## WHAT THIS TASK INVOLVES:
Everything in the data should be repeated exactly, save for the images.

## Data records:

● ● ● ● ● ● ●

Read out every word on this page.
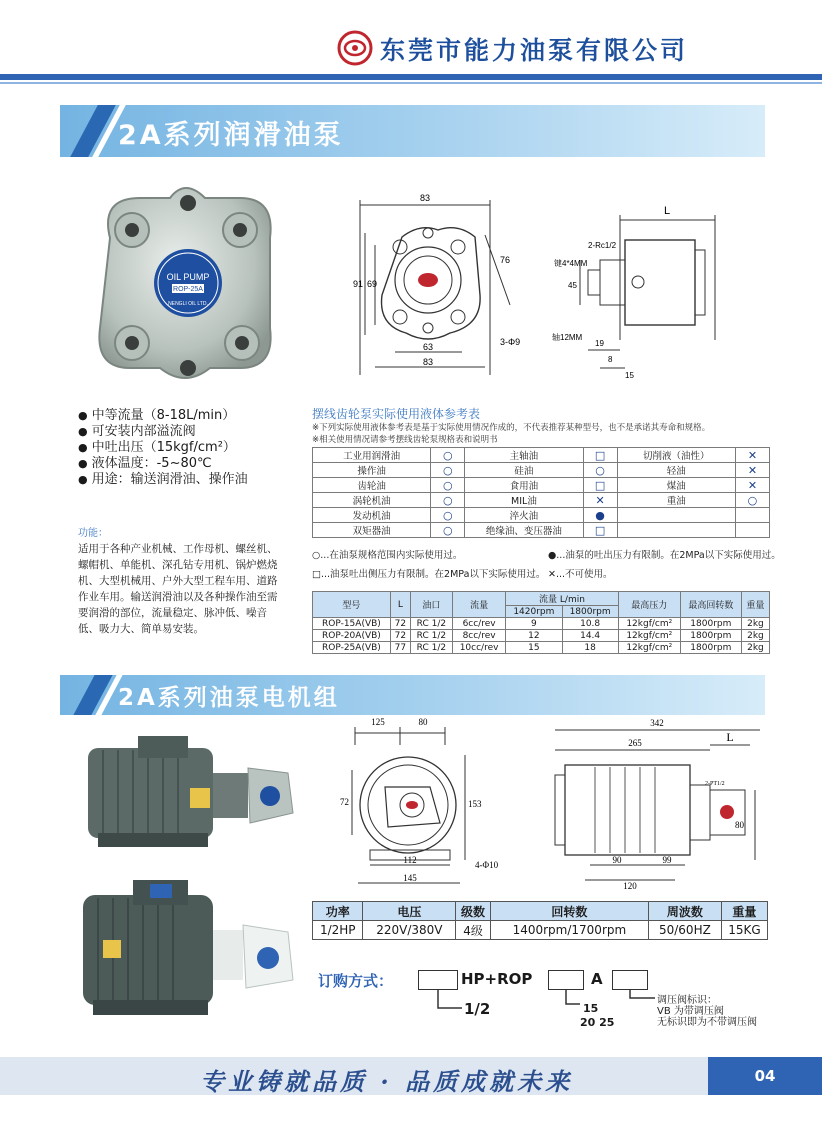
东莞市能力油泵有限公司
2A系列润滑油泵
OIL PUMP
ROP-25A
NENGLI OIL LTD.
● 中等流量（8-18L/min）
● 可安装内部溢流阀
● 中吐出压（15kgf/cm²）
● 液体温度：-5~80℃
● 用途：输送润滑油、操作油
功能：
适用于各种产业机械、工作母机、螺丝机、螺帽机、单能机、深孔钻专用机、锅炉燃烧机、大型机械用、户外大型工程车用、道路作业车用。输送润滑油以及各种操作油至需要润滑的部位，流量稳定、脉冲低、噪音低、吸力大、简单易安装。
83
91 69
76
63
83
3-Φ9
L
2-Rc1/2
键4*4MM
45
轴12MM
19
8
15
摆线齿轮泵实际使用液体参考表
※下列实际使用液体参考表是基于实际使用情况作成的，不代表推荐某种型号，也不是承诺其寿命和规格。
※相关使用情况请参考摆线齿轮泵规格表和说明书
工业用润滑油	○	主轴油	□	切削液（油性）	✕
操作油	○	硅油	○	轻油	✕
齿轮油	○	食用油	□	煤油	✕
涡轮机油	○	MIL油	✕	重油	○
发动机油	○	淬火油	●		
双矩器油	○	绝缘油、变压器油	□		
○...在油泵规格范围内实际使用过。	●...油泵的吐出压力有限制。在2MPa以下实际使用过。
□...油泵吐出侧压力有限制。在2MPa以下实际使用过。 ✕...不可使用。
型号	L	油口	流量	流量 L/min		最高压力	最高回转数	重量
				1420rpm	1800rpm			
ROP-15A(VB)	72	RC 1/2	6cc/rev	9	10.8	12kgf/cm²	1800rpm	2kg
ROP-20A(VB)	72	RC 1/2	8cc/rev	12	14.4	12kgf/cm²	1800rpm	2kg
ROP-25A(VB)	77	RC 1/2	10cc/rev	15	18	12kgf/cm²	1800rpm	2kg
2A系列油泵电机组
125	80
72	153
112
145
4-Φ10
342
265	L
2-PT1/2
80
90	99
120
功率	电压	级数	回转数	周波数	重量
1/2HP	220V/380V	4级	1400rpm/1700rpm	50/60HZ	15KG
订购方式：	HP+ROP	A
1/2	15
20 25
调压阀标识：
VB 为带调压阀
无标识即为不带调压阀
专业铸就品质 · 品质成就未来	04
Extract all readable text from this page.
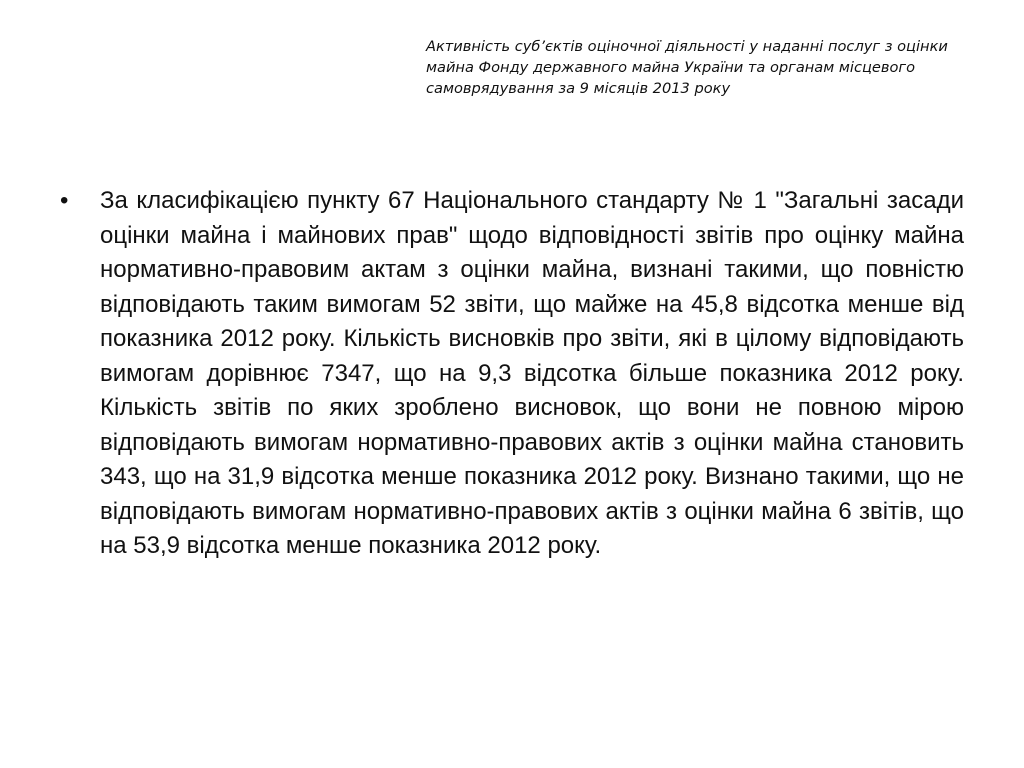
Активність суб’єктів оціночної діяльності у наданні послуг з оцінки майна Фонду державного майна України та органам місцевого самоврядування за 9 місяців 2013 року
• За класифікацією пункту 67 Національного стандарту № 1 "Загальні засади оцінки майна і майнових прав" щодо відповідності звітів про оцінку майна нормативно-правовим актам з оцінки майна, визнані такими, що повністю відповідають таким вимогам 52 звіти, що майже на 45,8 відсотка менше від показника 2012 року. Кількість висновків про звіти, які в цілому відповідають вимогам дорівнює 7347, що на 9,3 відсотка більше показника 2012 року. Кількість звітів по яких зроблено висновок, що вони не повною мірою відповідають вимогам нормативно-правових актів з оцінки майна становить 343, що на 31,9 відсотка менше показника 2012 року. Визнано такими, що не відповідають вимогам нормативно-правових актів з оцінки майна 6 звітів, що на 53,9 відсотка менше показника 2012 року.
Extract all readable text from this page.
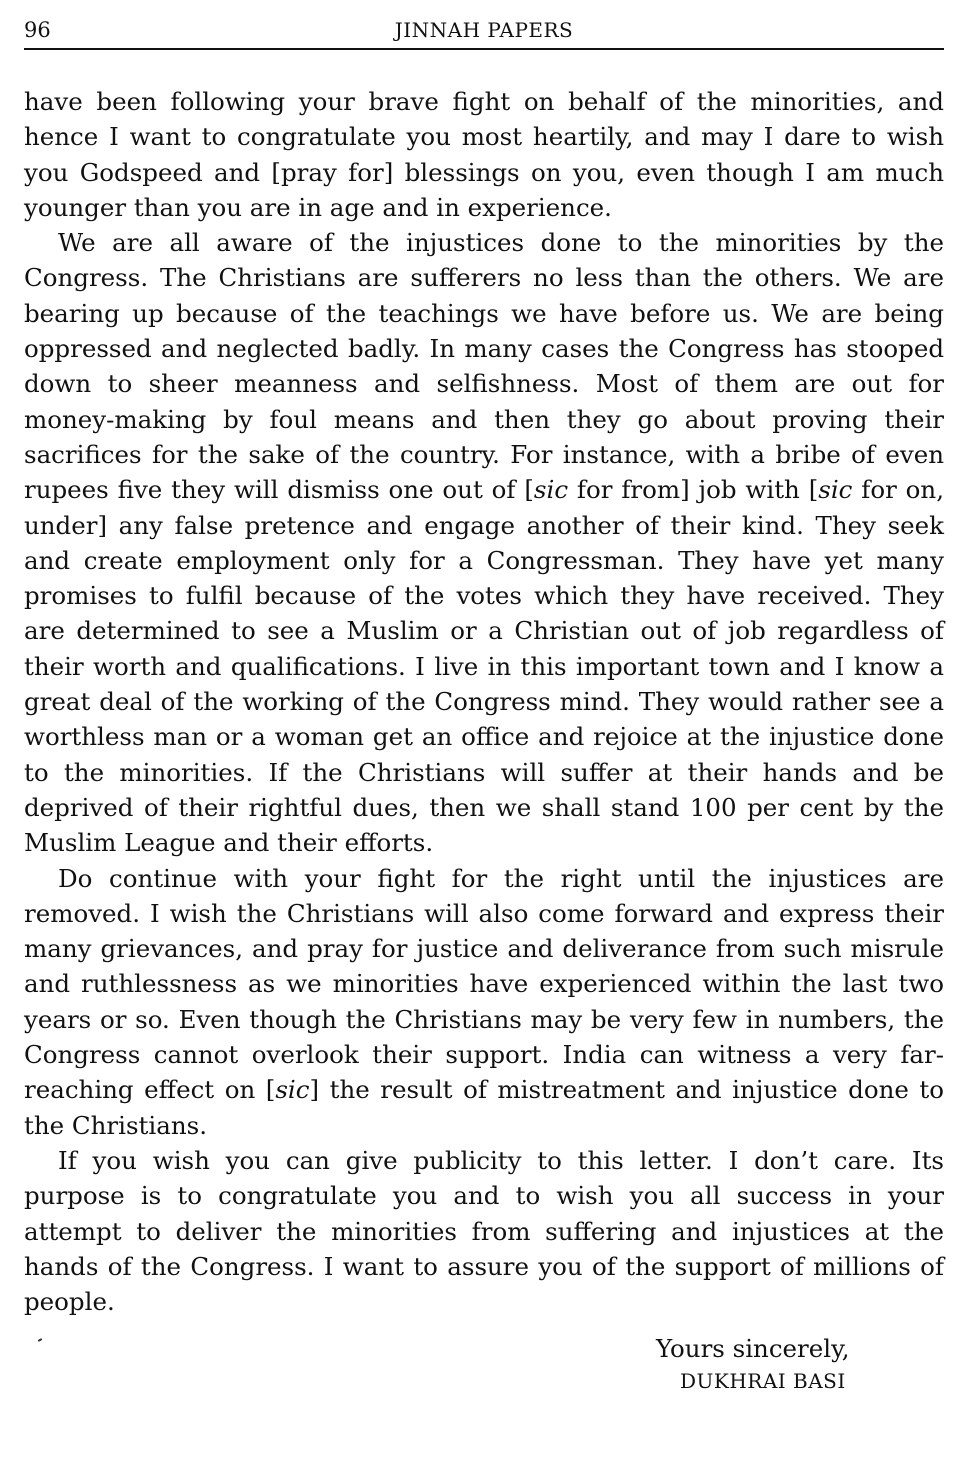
96	JINNAH PAPERS

have been following your brave fight on behalf of the minorities, and hence I want to congratulate you most heartily, and may I dare to wish you Godspeed and [pray for] blessings on you, even though I am much younger than you are in age and in experience.

We are all aware of the injustices done to the minorities by the Congress. The Christians are sufferers no less than the others. We are bearing up because of the teachings we have before us. We are being oppressed and neglected badly. In many cases the Congress has stooped down to sheer meanness and selfishness. Most of them are out for money-making by foul means and then they go about proving their sacrifices for the sake of the country. For instance, with a bribe of even rupees five they will dismiss one out of [sic for from] job with [sic for on, under] any false pretence and engage another of their kind. They seek and create employment only for a Congressman. They have yet many promises to fulfil because of the votes which they have received. They are determined to see a Muslim or a Christian out of job regardless of their worth and qualifications. I live in this important town and I know a great deal of the working of the Congress mind. They would rather see a worthless man or a woman get an office and rejoice at the injustice done to the minorities. If the Christians will suffer at their hands and be deprived of their rightful dues, then we shall stand 100 per cent by the Muslim League and their efforts.

Do continue with your fight for the right until the injustices are removed. I wish the Christians will also come forward and express their many grievances, and pray for justice and deliverance from such misrule and ruthlessness as we minorities have experienced within the last two years or so. Even though the Christians may be very few in numbers, the Congress cannot overlook their support. India can witness a very far-reaching effect on [sic] the result of mistreatment and injustice done to the Christians.

If you wish you can give publicity to this letter. I don’t care. Its purpose is to congratulate you and to wish you all success in your attempt to deliver the minorities from suffering and injustices at the hands of the Congress. I want to assure you of the support of millions of people.

Yours sincerely,
DUKHRAI BASI
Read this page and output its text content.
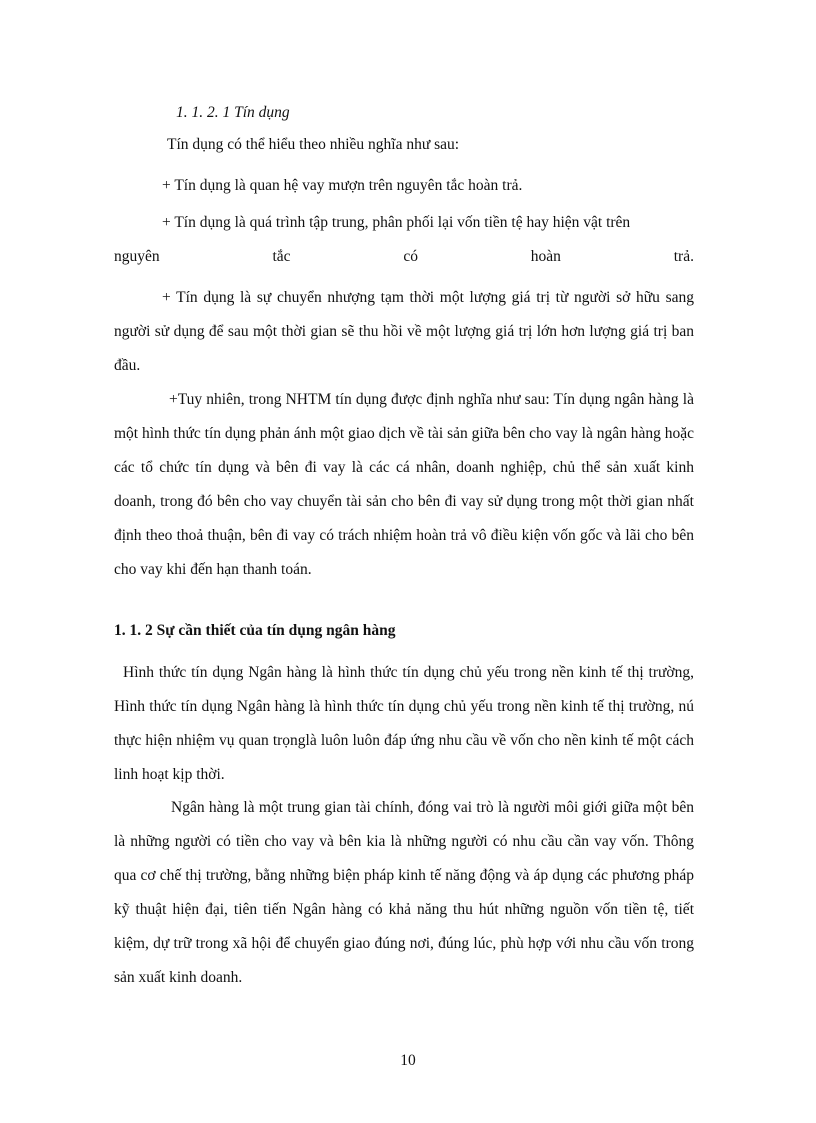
1. 1. 2. 1 Tín dụng

Tín dụng có thể hiểu theo nhiều nghĩa như sau:

+ Tín dụng là quan hệ vay mượn trên nguyên tắc hoàn trả.

+ Tín dụng là quá trình tập trung, phân phối lại vốn tiền tệ hay hiện vật trên
nguyên	tắc	có	hoàn	trả.

+ Tín dụng là sự chuyển nhượng tạm thời một lượng giá trị từ người sở hữu sang người sử dụng để sau một thời gian sẽ thu hồi về một lượng giá trị lớn hơn lượng giá trị ban đầu.

+Tuy nhiên, trong NHTM tín dụng được định nghĩa như sau: Tín dụng ngân hàng là một hình thức tín dụng phản ánh một giao dịch về tài sản giữa bên cho vay là ngân hàng hoặc các tổ chức tín dụng và bên đi vay là các cá nhân, doanh nghiệp, chủ thể sản xuất kinh doanh, trong đó bên cho vay chuyển tài sản cho bên đi vay sử dụng trong một thời gian nhất định theo thoả thuận, bên đi vay có trách nhiệm hoàn trả vô điều kiện vốn gốc và lãi cho bên cho vay khi đến hạn thanh toán.

1. 1. 2 Sự cần thiết của tín dụng ngân hàng

Hình thức tín dụng Ngân hàng là hình thức tín dụng chủ yếu trong nền kinh tế thị trường, Hình thức tín dụng Ngân hàng là hình thức tín dụng chủ yếu trong nền kinh tế thị trường, nú thực hiện nhiệm vụ quan trọnglà luôn luôn đáp ứng nhu cầu về vốn cho nền kinh tế một cách linh hoạt kịp thời.

Ngân hàng là một trung gian tài chính, đóng vai trò là người môi giới giữa một bên là những người có tiền cho vay và bên kia là những người có nhu cầu cần vay vốn. Thông qua cơ chế thị trường, bằng những biện pháp kinh tế năng động và áp dụng các phương pháp kỹ thuật hiện đại, tiên tiến Ngân hàng có khả năng thu hút những nguồn vốn tiền tệ, tiết kiệm, dự trữ trong xã hội để chuyển giao đúng nơi, đúng lúc, phù hợp với nhu cầu vốn trong sản xuất kinh doanh.

10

● ● ● ● ● ● ●

## EXERCISE ANSWER:
Read out every word on this page.
东莞市能力油泵有限公司
2A系列润滑油泵
OIL PUMP
ROP-25A
NENGLI OIL LTD.
● 中等流量（8-18L/min）
● 可安装内部溢流阀
● 中吐出压（15kgf/cm²）
● 液体温度：-5~80℃
● 用途：输送润滑油、操作油
功能：
适用于各种产业机械、工作母机、螺丝机、螺帽机、单能机、深孔钻专用机、锅炉燃烧机、大型机械用、户外大型工程车用、道路作业车用。输送润滑油以及各种操作油至需要润滑的部位，流量稳定、脉冲低、噪音低、吸力大、简单易安装。
83
91 69
76
63
83
3-Φ9
L
2-Rc1/2
键4*4MM
45
轴12MM
19
8
15
摆线齿轮泵实际使用液体参考表
※下列实际使用液体参考表是基于实际使用情况作成的，不代表推荐某种型号，也不是承诺其寿命和规格。
※相关使用情况请参考摆线齿轮泵规格表和说明书
工业用润滑油	○	主轴油	□	切削液（油性）	✕
操作油	○	硅油	○	轻油	✕
齿轮油	○	食用油	□	煤油	✕
涡轮机油	○	MIL油	✕	重油	○
发动机油	○	淬火油	●		
双矩器油	○	绝缘油、变压器油	□		
○...在油泵规格范围内实际使用过。	●...油泵的吐出压力有限制。在2MPa以下实际使用过。
□...油泵吐出侧压力有限制。在2MPa以下实际使用过。 ✕...不可使用。
型号	L	油口	流量	流量 L/min		最高压力	最高回转数	重量
				1420rpm	1800rpm			
ROP-15A(VB)	72	RC 1/2	6cc/rev	9	10.8	12kgf/cm²	1800rpm	2kg
ROP-20A(VB)	72	RC 1/2	8cc/rev	12	14.4	12kgf/cm²	1800rpm	2kg
ROP-25A(VB)	77	RC 1/2	10cc/rev	15	18	12kgf/cm²	1800rpm	2kg
2A系列油泵电机组
125	80
72	153
112
145
4-Φ10
342
265	L
2-PT1/2
80
90	99
120
功率	电压	级数	回转数	周波数	重量
1/2HP	220V/380V	4级	1400rpm/1700rpm	50/60HZ	15KG
订购方式：	HP+ROP	A
1/2	15
20 25
调压阀标识：
VB 为带调压阀
无标识即为不带调压阀
专业铸就品质 · 品质成就未来	04
Extract all readable text from this page.
Активність суб’єктів оціночної діяльності у наданні послуг з оцінки майна Фонду державного майна України та органам місцевого самоврядування за 9 місяців 2013 року
• За класифікацією пункту 67 Національного стандарту № 1 "Загальні засади оцінки майна і майнових прав" щодо відповідності звітів про оцінку майна нормативно-правовим актам з оцінки майна, визнані такими, що повністю відповідають таким вимогам 52 звіти, що майже на 45,8 відсотка менше від показника 2012 року. Кількість висновків про звіти, які в цілому відповідають вимогам дорівнює 7347, що на 9,3 відсотка більше показника 2012 року. Кількість звітів по яких зроблено висновок, що вони не повною мірою відповідають вимогам нормативно-правових актів з оцінки майна становить 343, що на 31,9 відсотка менше показника 2012 року. Визнано такими, що не відповідають вимогам нормативно-правових актів з оцінки майна 6 звітів, що на 53,9 відсотка менше показника 2012 року.
Extract all readable text from this page.
96	JINNAH PAPERS

have been following your brave fight on behalf of the minorities, and hence I want to congratulate you most heartily, and may I dare to wish you Godspeed and [pray for] blessings on you, even though I am much younger than you are in age and in experience.

We are all aware of the injustices done to the minorities by the Congress. The Christians are sufferers no less than the others. We are bearing up because of the teachings we have before us. We are being oppressed and neglected badly. In many cases the Congress has stooped down to sheer meanness and selfishness. Most of them are out for money-making by foul means and then they go about proving their sacrifices for the sake of the country. For instance, with a bribe of even rupees five they will dismiss one out of [sic for from] job with [sic for on, under] any false pretence and engage another of their kind. They seek and create employment only for a Congressman. They have yet many promises to fulfil because of the votes which they have received. They are determined to see a Muslim or a Christian out of job regardless of their worth and qualifications. I live in this important town and I know a great deal of the working of the Congress mind. They would rather see a worthless man or a woman get an office and rejoice at the injustice done to the minorities. If the Christians will suffer at their hands and be deprived of their rightful dues, then we shall stand 100 per cent by the Muslim League and their efforts.

Do continue with your fight for the right until the injustices are removed. I wish the Christians will also come forward and express their many grievances, and pray for justice and deliverance from such misrule and ruthlessness as we minorities have experienced within the last two years or so. Even though the Christians may be very few in numbers, the Congress cannot overlook their support. India can witness a very far-reaching effect on [sic] the result of mistreatment and injustice done to the Christians.

If you wish you can give publicity to this letter. I don’t care. Its purpose is to congratulate you and to wish you all success in your attempt to deliver the minorities from suffering and injustices at the hands of the Congress. I want to assure you of the support of millions of people.

Yours sincerely,
DUKHRAI BASI
Read this page and output its text content.
1. 1. 2. 1 Tín dụng

Tín dụng có thể hiểu theo nhiều nghĩa như sau:

+ Tín dụng là quan hệ vay mượn trên nguyên tắc hoàn trả.

+ Tín dụng là quá trình tập trung, phân phối lại vốn tiền tệ hay hiện vật trên
nguyên	tắc	có	hoàn	trả.

+ Tín dụng là sự chuyển nhượng tạm thời một lượng giá trị từ người sở hữu sang người sử dụng để sau một thời gian sẽ thu hồi về một lượng giá trị lớn hơn lượng giá trị ban đầu.

+Tuy nhiên, trong NHTM tín dụng được định nghĩa như sau: Tín dụng ngân hàng là một hình thức tín dụng phản ánh một giao dịch về tài sản giữa bên cho vay là ngân hàng hoặc các tổ chức tín dụng và bên đi vay là các cá nhân, doanh nghiệp, chủ thể sản xuất kinh doanh, trong đó bên cho vay chuyển tài sản cho bên đi vay sử dụng trong một thời gian nhất định theo thoả thuận, bên đi vay có trách nhiệm hoàn trả vô điều kiện vốn gốc và lãi cho bên cho vay khi đến hạn thanh toán.

1. 1. 2 Sự cần thiết của tín dụng ngân hàng

Hình thức tín dụng Ngân hàng là hình thức tín dụng chủ yếu trong nền kinh tế thị trường, Hình thức tín dụng Ngân hàng là hình thức tín dụng chủ yếu trong nền kinh tế thị trường, nú thực hiện nhiệm vụ quan trọnglà luôn luôn đáp ứng nhu cầu về vốn cho nền kinh tế một cách linh hoạt kịp thời.

Ngân hàng là một trung gian tài chính, đóng vai trò là người môi giới giữa một bên là những người có tiền cho vay và bên kia là những người có nhu cầu cần vay vốn. Thông qua cơ chế thị trường, bằng những biện pháp kinh tế năng động và áp dụng các phương pháp kỹ thuật hiện đại, tiên tiến Ngân hàng có khả năng thu hút những nguồn vốn tiền tệ, tiết kiệm, dự trữ trong xã hội để chuyển giao đúng nơi, đúng lúc, phù hợp với nhu cầu vốn trong sản xuất kinh doanh.

10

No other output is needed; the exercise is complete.